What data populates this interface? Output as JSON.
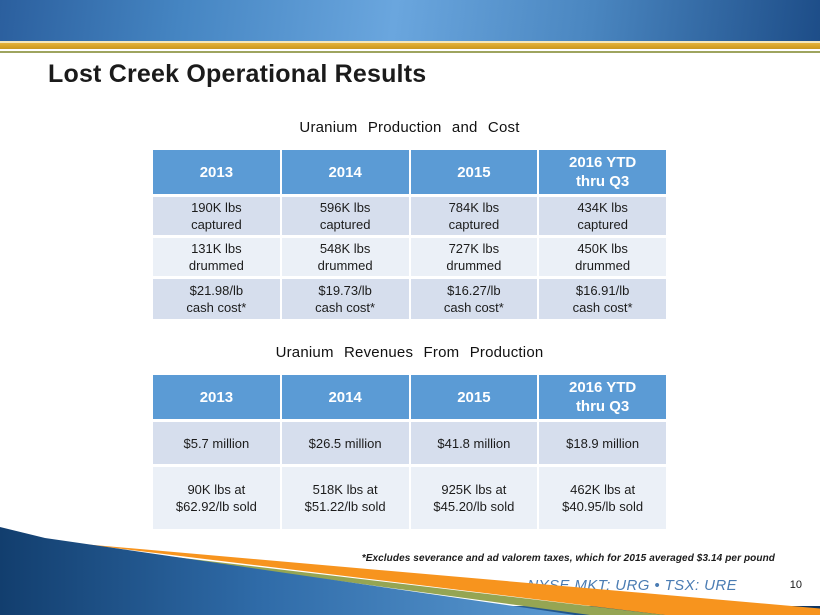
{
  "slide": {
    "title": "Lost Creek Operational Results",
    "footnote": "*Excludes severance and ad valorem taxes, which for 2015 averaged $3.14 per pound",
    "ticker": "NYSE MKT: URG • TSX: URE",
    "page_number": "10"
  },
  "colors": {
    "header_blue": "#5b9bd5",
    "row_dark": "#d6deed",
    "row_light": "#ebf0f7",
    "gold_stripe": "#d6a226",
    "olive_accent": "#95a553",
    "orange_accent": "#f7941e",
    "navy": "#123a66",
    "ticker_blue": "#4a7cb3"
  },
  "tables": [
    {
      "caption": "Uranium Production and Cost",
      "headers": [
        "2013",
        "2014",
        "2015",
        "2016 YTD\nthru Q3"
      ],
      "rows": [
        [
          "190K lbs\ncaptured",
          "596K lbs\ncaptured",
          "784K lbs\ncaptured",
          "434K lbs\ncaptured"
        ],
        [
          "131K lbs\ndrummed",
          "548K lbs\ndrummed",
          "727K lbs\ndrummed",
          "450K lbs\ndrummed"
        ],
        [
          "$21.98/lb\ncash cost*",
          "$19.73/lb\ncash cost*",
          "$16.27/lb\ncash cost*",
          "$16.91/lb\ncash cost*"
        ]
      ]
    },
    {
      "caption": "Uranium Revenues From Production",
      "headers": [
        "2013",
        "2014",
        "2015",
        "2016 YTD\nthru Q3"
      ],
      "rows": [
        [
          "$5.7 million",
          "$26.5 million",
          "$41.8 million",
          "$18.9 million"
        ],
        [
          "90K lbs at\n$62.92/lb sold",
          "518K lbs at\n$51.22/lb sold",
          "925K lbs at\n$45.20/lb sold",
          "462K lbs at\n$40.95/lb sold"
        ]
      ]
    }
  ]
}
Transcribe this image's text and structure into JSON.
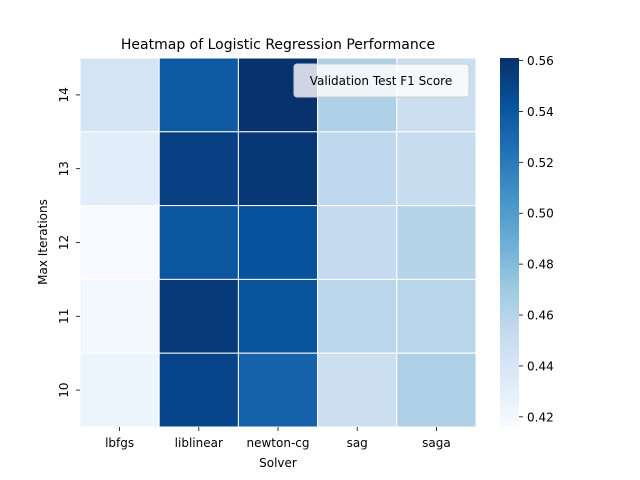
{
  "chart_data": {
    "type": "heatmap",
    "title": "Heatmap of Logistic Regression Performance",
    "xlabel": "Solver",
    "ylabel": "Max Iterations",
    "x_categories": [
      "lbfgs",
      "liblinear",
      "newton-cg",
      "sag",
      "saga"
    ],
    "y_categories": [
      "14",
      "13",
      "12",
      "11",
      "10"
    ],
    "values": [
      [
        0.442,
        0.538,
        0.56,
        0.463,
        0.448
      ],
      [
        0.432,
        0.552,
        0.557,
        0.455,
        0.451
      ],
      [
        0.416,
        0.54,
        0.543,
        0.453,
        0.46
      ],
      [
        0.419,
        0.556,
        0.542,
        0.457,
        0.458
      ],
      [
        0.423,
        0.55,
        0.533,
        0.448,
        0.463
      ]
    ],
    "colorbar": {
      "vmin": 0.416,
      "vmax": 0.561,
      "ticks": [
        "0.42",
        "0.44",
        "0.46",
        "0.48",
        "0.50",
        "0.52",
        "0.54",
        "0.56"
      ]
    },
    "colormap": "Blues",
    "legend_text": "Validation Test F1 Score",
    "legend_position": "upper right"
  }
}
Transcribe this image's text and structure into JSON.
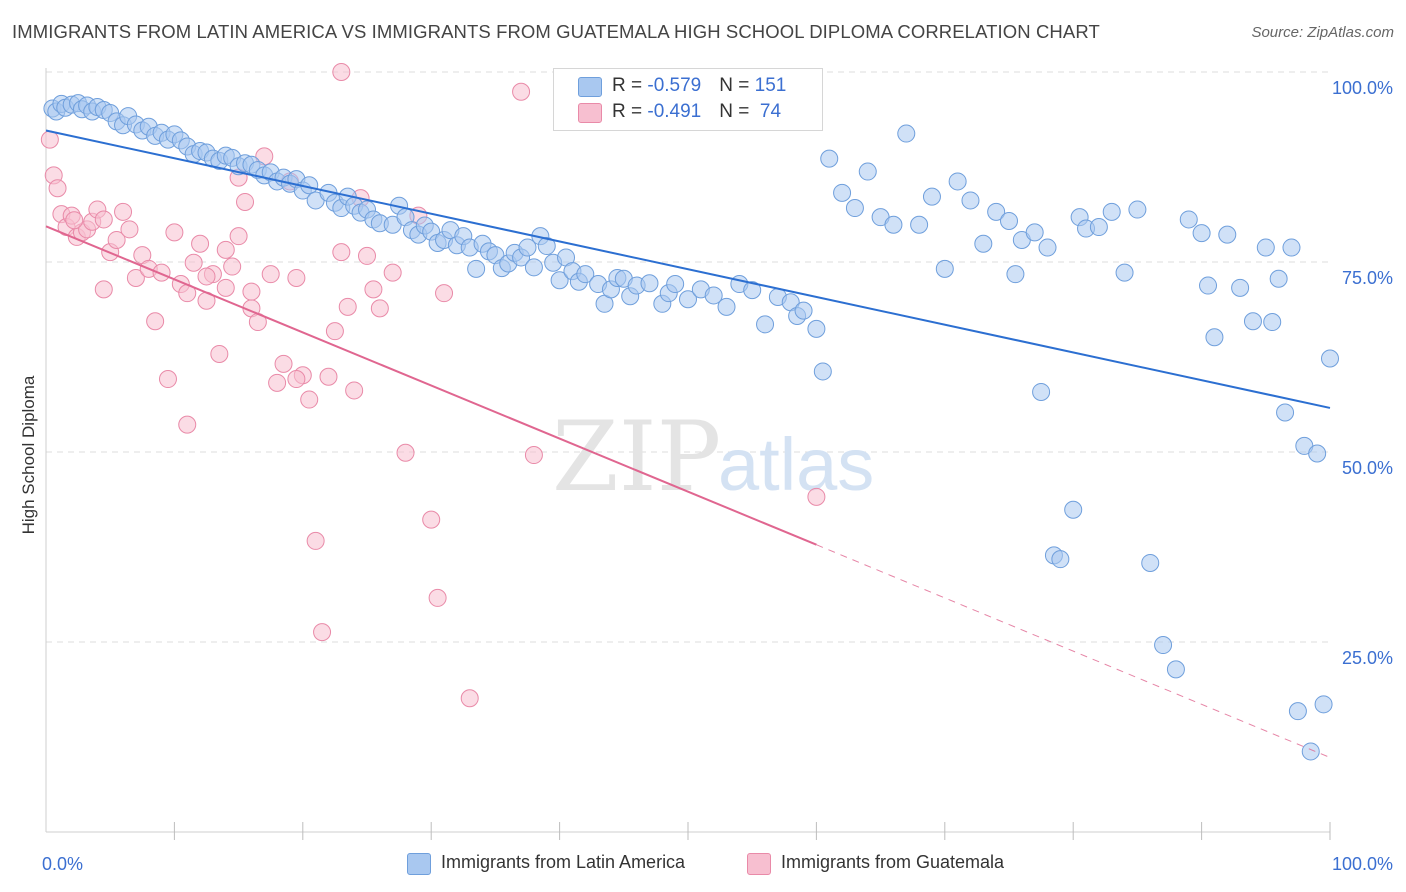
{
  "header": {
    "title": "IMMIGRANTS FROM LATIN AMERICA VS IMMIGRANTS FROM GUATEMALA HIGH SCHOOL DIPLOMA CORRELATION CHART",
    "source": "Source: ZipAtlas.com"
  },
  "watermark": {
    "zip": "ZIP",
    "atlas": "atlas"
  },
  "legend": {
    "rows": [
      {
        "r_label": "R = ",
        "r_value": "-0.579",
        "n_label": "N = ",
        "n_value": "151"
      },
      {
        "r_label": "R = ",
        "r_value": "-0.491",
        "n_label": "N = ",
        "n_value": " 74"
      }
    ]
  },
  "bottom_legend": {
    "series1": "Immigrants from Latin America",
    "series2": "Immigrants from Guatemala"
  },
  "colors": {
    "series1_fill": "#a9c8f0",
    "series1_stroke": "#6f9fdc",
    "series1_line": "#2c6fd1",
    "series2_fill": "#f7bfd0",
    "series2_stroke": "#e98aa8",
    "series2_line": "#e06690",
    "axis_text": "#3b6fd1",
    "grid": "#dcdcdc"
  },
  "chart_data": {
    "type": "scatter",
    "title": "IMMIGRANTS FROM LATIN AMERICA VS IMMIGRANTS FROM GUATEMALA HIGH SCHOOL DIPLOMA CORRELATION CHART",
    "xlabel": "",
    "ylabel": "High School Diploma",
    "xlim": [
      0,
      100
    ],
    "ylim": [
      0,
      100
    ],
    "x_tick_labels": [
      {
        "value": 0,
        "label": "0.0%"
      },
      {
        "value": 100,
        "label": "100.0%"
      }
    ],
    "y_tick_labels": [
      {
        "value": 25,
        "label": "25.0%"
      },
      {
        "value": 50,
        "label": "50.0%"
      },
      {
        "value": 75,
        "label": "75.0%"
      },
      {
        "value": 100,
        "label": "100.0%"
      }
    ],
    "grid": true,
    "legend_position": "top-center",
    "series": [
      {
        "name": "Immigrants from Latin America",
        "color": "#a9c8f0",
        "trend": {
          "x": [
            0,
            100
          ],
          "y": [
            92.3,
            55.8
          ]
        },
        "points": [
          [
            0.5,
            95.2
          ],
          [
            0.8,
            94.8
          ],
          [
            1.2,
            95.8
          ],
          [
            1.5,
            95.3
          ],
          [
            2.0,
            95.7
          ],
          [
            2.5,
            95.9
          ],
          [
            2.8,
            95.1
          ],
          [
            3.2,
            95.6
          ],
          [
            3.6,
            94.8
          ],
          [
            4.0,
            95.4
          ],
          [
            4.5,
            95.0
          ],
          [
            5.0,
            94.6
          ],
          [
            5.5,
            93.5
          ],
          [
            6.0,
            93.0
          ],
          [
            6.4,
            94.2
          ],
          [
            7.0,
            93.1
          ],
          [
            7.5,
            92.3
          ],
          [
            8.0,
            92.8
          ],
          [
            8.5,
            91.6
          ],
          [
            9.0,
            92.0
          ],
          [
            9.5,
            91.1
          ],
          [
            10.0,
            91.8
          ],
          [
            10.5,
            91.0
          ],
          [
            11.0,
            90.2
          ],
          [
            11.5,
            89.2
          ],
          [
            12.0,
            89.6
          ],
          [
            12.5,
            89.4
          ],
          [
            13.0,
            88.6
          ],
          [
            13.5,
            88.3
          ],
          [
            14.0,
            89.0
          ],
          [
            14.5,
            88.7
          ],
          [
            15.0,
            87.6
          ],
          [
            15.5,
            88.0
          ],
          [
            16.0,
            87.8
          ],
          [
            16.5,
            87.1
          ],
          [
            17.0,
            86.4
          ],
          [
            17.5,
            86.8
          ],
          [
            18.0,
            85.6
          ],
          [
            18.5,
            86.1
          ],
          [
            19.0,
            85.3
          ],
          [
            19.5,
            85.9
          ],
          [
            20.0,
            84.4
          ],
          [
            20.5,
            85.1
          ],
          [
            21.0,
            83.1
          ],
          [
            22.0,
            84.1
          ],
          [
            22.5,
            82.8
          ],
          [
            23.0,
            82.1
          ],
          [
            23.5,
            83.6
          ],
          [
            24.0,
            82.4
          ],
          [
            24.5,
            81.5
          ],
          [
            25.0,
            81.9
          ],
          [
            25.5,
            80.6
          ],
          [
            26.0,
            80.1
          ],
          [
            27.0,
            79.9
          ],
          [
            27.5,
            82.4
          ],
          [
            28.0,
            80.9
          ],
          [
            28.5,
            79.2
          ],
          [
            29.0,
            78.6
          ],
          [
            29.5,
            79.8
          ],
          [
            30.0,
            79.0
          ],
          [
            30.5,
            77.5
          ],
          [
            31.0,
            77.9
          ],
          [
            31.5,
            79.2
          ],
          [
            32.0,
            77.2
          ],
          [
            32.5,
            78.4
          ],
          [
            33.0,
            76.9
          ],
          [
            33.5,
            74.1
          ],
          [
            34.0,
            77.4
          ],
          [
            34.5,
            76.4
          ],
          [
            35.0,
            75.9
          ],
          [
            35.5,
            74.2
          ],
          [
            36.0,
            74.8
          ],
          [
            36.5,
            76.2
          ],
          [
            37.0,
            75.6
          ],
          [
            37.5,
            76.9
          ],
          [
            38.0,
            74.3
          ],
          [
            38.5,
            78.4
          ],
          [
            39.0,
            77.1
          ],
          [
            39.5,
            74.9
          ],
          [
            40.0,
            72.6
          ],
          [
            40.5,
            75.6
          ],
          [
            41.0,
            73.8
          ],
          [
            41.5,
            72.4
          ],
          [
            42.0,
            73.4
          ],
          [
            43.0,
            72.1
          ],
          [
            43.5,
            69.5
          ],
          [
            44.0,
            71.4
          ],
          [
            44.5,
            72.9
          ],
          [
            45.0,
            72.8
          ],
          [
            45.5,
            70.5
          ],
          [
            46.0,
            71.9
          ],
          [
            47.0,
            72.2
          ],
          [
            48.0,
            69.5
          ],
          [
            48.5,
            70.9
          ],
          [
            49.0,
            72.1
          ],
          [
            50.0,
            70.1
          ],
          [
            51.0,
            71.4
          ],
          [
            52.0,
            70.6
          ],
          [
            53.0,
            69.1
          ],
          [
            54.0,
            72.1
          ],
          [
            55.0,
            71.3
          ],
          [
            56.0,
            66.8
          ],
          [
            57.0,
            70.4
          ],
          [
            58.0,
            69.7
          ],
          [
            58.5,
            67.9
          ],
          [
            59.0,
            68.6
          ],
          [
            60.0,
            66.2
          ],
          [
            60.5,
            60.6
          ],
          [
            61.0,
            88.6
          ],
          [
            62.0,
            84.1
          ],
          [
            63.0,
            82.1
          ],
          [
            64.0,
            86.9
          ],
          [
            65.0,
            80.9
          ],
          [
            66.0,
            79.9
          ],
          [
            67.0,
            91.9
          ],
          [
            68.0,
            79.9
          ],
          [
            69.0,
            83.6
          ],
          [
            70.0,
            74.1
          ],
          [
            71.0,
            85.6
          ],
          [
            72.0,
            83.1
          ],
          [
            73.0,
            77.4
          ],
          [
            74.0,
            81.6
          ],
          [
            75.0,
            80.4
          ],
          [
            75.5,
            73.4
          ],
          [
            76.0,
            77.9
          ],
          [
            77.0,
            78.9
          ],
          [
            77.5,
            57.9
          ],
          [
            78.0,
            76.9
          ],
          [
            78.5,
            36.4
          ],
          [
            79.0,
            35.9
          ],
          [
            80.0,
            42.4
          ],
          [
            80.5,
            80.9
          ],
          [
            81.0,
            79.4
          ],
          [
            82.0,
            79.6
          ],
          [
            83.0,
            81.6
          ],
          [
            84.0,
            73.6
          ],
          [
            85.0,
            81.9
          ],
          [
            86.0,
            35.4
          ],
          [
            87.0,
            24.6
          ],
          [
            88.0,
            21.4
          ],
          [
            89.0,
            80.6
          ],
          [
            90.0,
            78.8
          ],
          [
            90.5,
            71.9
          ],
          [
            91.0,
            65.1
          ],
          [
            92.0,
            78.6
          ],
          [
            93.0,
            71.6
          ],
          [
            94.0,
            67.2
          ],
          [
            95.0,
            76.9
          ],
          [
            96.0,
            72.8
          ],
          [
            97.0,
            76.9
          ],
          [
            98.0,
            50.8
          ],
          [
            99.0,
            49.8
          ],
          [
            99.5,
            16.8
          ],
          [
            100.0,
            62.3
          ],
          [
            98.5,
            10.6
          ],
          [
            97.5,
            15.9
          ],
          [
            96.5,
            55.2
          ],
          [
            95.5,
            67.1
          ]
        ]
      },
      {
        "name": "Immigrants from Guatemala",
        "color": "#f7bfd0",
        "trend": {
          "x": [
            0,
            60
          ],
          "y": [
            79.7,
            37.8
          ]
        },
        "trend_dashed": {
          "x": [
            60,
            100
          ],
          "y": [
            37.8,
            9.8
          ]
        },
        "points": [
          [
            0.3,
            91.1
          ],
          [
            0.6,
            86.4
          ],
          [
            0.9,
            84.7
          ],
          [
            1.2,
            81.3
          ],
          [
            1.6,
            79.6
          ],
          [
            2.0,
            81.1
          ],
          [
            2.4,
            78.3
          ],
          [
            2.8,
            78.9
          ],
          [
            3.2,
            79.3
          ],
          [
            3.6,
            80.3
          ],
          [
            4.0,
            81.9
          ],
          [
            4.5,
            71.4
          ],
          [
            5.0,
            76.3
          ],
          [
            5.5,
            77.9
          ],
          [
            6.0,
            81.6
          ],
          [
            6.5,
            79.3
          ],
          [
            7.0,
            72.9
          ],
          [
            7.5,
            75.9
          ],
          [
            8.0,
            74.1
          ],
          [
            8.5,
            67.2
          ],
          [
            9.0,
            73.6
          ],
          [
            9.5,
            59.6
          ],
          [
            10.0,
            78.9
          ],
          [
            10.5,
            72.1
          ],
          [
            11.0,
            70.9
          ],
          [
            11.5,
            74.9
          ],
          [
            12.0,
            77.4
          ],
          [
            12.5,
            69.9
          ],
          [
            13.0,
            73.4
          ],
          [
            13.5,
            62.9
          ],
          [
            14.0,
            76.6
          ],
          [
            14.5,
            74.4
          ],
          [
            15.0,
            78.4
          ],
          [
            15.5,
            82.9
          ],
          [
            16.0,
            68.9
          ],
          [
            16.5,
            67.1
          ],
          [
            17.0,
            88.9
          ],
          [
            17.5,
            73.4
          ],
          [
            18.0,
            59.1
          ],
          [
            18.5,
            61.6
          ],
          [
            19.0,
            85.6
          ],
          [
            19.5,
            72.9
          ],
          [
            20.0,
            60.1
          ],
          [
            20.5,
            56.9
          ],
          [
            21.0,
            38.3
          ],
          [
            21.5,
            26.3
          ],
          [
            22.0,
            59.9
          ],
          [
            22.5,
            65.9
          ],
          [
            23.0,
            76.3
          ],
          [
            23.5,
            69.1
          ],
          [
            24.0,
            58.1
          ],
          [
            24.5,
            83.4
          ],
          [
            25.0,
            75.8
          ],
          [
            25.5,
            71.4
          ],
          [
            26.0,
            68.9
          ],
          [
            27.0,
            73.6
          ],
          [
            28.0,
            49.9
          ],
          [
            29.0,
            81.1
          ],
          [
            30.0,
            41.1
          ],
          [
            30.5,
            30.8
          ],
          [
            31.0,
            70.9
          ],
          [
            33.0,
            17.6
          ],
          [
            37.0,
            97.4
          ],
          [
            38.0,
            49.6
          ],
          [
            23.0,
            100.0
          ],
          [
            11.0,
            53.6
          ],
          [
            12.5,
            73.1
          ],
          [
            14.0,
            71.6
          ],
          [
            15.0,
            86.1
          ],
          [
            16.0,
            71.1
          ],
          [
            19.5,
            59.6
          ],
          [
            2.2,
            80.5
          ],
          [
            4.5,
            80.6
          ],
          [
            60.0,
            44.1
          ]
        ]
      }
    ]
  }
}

-- -- --

PROBLEM STATEMENT: Return each line of the data that contains the string "Uranium".

OUTPUT:
      "caption": "Uranium Production and Cost",
      "caption": "Uranium Revenues From Production",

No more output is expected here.